What you should do:
Restate the full set of records exactly, word for word.

Entries provided:
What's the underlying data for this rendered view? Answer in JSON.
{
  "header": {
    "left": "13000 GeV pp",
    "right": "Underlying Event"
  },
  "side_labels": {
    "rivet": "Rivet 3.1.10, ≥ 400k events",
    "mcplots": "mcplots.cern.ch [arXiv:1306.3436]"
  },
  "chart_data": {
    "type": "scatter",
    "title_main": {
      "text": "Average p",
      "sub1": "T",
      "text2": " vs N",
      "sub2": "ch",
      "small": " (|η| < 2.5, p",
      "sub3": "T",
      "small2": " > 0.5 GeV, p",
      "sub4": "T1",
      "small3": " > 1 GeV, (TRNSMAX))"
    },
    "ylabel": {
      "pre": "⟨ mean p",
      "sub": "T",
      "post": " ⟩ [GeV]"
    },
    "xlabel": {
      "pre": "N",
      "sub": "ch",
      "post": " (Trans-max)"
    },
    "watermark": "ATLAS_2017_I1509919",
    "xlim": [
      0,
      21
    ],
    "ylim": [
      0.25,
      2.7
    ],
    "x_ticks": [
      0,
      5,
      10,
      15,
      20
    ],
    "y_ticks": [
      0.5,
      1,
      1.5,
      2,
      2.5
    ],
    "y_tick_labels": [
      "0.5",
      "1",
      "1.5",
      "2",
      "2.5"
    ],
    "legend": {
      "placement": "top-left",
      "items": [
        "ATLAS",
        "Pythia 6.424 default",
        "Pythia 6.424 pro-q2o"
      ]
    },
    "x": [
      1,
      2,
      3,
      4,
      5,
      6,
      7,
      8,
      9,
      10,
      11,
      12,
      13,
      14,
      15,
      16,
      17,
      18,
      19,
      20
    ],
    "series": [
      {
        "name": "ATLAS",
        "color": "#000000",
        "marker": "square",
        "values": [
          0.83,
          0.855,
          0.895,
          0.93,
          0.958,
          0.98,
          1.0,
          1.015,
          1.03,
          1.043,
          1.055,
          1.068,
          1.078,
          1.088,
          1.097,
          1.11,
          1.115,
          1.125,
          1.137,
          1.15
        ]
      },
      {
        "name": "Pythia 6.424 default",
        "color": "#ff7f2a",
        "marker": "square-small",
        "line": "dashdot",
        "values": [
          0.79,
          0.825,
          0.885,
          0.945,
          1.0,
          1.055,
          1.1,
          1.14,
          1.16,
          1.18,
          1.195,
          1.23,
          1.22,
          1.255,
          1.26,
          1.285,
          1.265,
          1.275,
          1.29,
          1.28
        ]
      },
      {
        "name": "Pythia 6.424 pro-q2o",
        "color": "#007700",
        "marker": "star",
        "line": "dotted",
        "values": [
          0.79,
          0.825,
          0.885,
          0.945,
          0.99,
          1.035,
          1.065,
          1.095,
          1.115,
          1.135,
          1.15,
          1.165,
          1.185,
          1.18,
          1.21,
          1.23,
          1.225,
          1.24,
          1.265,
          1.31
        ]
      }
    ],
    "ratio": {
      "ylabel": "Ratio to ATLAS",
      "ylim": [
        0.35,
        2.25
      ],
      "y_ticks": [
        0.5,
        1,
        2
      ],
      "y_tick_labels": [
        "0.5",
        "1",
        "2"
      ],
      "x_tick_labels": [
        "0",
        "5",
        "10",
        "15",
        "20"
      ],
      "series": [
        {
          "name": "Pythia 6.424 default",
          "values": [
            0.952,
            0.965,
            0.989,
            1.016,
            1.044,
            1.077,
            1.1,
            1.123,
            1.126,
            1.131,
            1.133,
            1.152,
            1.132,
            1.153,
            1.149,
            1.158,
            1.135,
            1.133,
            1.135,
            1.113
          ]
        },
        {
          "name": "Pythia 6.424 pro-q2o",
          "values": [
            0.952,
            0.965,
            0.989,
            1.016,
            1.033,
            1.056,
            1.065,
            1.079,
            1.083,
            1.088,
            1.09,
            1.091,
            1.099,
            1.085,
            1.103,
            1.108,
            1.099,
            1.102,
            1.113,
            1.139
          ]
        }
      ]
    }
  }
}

Written solution:
What's the underlying data for this rendered view? Answer in JSON.
{
  "header": {
    "left": "13000 GeV pp",
    "right": "Underlying Event"
  },
  "side_labels": {
    "rivet": "Rivet 3.1.10, ≥ 400k events",
    "mcplots": "mcplots.cern.ch [arXiv:1306.3436]"
  },
  "chart_data": {
    "type": "scatter",
    "title_main": {
      "text": "Average p",
      "sub1": "T",
      "text2": " vs N",
      "sub2": "ch",
      "small": " (|η| < 2.5, p",
      "sub3": "T",
      "small2": " > 0.5 GeV, p",
      "sub4": "T1",
      "small3": " > 1 GeV, (TRNSMAX))"
    },
    "ylabel": {
      "pre": "⟨ mean p",
      "sub": "T",
      "post": " ⟩ [GeV]"
    },
    "xlabel": {
      "pre": "N",
      "sub": "ch",
      "post": " (Trans-max)"
    },
    "watermark": "ATLAS_2017_I1509919",
    "xlim": [
      0,
      21
    ],
    "ylim": [
      0.25,
      2.7
    ],
    "x_ticks": [
      0,
      5,
      10,
      15,
      20
    ],
    "y_ticks": [
      0.5,
      1,
      1.5,
      2,
      2.5
    ],
    "y_tick_labels": [
      "0.5",
      "1",
      "1.5",
      "2",
      "2.5"
    ],
    "legend": {
      "placement": "top-left",
      "items": [
        "ATLAS",
        "Pythia 6.424 default",
        "Pythia 6.424 pro-q2o"
      ]
    },
    "x": [
      1,
      2,
      3,
      4,
      5,
      6,
      7,
      8,
      9,
      10,
      11,
      12,
      13,
      14,
      15,
      16,
      17,
      18,
      19,
      20
    ],
    "series": [
      {
        "name": "ATLAS",
        "color": "#000000",
        "marker": "square",
        "values": [
          0.83,
          0.855,
          0.895,
          0.93,
          0.958,
          0.98,
          1.0,
          1.015,
          1.03,
          1.043,
          1.055,
          1.068,
          1.078,
          1.088,
          1.097,
          1.11,
          1.115,
          1.125,
          1.137,
          1.15
        ]
      },
      {
        "name": "Pythia 6.424 default",
        "color": "#ff7f2a",
        "marker": "square-small",
        "line": "dashdot",
        "values": [
          0.79,
          0.825,
          0.885,
          0.945,
          1.0,
          1.055,
          1.1,
          1.14,
          1.16,
          1.18,
          1.195,
          1.23,
          1.22,
          1.255,
          1.26,
          1.285,
          1.265,
          1.275,
          1.29,
          1.28
        ]
      },
      {
        "name": "Pythia 6.424 pro-q2o",
        "color": "#007700",
        "marker": "star",
        "line": "dotted",
        "values": [
          0.79,
          0.825,
          0.885,
          0.945,
          0.99,
          1.035,
          1.065,
          1.095,
          1.115,
          1.135,
          1.15,
          1.165,
          1.185,
          1.18,
          1.21,
          1.23,
          1.225,
          1.24,
          1.265,
          1.31
        ]
      }
    ],
    "ratio": {
      "ylabel": "Ratio to ATLAS",
      "ylim": [
        0.35,
        2.25
      ],
      "y_ticks": [
        0.5,
        1,
        2
      ],
      "y_tick_labels": [
        "0.5",
        "1",
        "2"
      ],
      "x_tick_labels": [
        "0",
        "5",
        "10",
        "15",
        "20"
      ],
      "series": [
        {
          "name": "Pythia 6.424 default",
          "values": [
            0.952,
            0.965,
            0.989,
            1.016,
            1.044,
            1.077,
            1.1,
            1.123,
            1.126,
            1.131,
            1.133,
            1.152,
            1.132,
            1.153,
            1.149,
            1.158,
            1.135,
            1.133,
            1.135,
            1.113
          ]
        },
        {
          "name": "Pythia 6.424 pro-q2o",
          "values": [
            0.952,
            0.965,
            0.989,
            1.016,
            1.033,
            1.056,
            1.065,
            1.079,
            1.083,
            1.088,
            1.09,
            1.091,
            1.099,
            1.085,
            1.103,
            1.108,
            1.099,
            1.102,
            1.113,
            1.139
          ]
        }
      ]
    }
  }
}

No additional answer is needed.